## ITEMS
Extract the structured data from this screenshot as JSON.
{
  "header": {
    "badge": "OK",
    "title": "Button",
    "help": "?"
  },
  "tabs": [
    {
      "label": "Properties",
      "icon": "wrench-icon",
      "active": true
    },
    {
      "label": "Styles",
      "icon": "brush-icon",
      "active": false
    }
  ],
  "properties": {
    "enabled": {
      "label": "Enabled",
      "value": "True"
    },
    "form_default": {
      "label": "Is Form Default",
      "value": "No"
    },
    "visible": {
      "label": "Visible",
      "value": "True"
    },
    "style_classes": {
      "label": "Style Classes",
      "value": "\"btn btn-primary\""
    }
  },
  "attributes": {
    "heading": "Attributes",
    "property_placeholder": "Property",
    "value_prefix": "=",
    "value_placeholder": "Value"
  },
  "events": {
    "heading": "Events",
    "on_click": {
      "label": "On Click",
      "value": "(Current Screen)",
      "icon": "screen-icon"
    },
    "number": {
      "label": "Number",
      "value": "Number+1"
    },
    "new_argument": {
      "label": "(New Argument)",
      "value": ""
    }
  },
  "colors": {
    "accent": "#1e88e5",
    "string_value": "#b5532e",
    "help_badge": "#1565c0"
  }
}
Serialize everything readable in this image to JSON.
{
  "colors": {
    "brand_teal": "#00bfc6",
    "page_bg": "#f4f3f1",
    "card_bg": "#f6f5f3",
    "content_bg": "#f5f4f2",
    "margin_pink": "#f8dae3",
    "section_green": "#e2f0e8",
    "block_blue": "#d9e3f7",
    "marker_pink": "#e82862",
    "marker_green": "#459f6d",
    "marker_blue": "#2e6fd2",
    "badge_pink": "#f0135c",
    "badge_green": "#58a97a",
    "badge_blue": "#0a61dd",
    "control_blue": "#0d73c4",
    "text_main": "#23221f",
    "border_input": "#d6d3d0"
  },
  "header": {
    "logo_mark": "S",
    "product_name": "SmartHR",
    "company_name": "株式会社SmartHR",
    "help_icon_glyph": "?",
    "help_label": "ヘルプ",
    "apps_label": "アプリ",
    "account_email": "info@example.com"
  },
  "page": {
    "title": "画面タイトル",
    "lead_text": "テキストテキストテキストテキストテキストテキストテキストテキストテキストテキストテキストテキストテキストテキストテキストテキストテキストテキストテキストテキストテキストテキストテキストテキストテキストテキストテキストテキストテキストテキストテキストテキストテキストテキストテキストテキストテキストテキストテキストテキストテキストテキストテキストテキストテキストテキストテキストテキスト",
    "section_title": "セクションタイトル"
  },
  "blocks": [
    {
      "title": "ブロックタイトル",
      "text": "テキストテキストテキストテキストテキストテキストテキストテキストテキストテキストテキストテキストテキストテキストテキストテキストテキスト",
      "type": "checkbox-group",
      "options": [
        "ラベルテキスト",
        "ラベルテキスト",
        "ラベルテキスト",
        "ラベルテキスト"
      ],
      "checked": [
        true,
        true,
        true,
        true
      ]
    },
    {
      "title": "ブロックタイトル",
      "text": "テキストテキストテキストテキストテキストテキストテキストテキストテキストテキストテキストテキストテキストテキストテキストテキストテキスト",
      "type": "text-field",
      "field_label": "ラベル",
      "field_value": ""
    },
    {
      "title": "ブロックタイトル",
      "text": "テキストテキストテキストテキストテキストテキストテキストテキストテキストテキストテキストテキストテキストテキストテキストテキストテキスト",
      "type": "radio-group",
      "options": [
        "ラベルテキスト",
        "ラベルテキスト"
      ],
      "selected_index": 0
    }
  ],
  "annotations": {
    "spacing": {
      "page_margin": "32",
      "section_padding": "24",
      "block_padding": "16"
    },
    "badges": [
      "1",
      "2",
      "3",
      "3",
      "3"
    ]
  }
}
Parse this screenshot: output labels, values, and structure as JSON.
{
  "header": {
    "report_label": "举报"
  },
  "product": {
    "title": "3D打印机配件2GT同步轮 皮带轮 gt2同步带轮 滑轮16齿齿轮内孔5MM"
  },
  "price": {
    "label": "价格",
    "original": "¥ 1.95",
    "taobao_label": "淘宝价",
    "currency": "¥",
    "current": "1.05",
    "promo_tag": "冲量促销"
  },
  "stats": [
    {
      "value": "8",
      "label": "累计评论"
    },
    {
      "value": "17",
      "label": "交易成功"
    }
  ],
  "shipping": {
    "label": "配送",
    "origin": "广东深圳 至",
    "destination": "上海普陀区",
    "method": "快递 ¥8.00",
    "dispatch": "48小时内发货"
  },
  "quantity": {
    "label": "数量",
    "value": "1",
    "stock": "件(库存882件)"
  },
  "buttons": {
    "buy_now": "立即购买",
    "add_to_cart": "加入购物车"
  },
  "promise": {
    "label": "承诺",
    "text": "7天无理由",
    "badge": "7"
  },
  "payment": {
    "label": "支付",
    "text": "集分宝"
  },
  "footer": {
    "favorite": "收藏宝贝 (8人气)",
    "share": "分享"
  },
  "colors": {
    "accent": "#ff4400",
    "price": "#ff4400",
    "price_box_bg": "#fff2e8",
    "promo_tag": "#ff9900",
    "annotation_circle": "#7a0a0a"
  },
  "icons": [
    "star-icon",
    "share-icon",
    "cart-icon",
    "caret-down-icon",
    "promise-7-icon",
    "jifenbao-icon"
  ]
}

## YOUR OBJECTIVE
Copy each line of the entries that includes the word "JSON".

## FULL OUTPUT
Extract the structured data from this screenshot as JSON.
Serialize everything readable in this image to JSON.
Parse this screenshot: output labels, values, and structure as JSON.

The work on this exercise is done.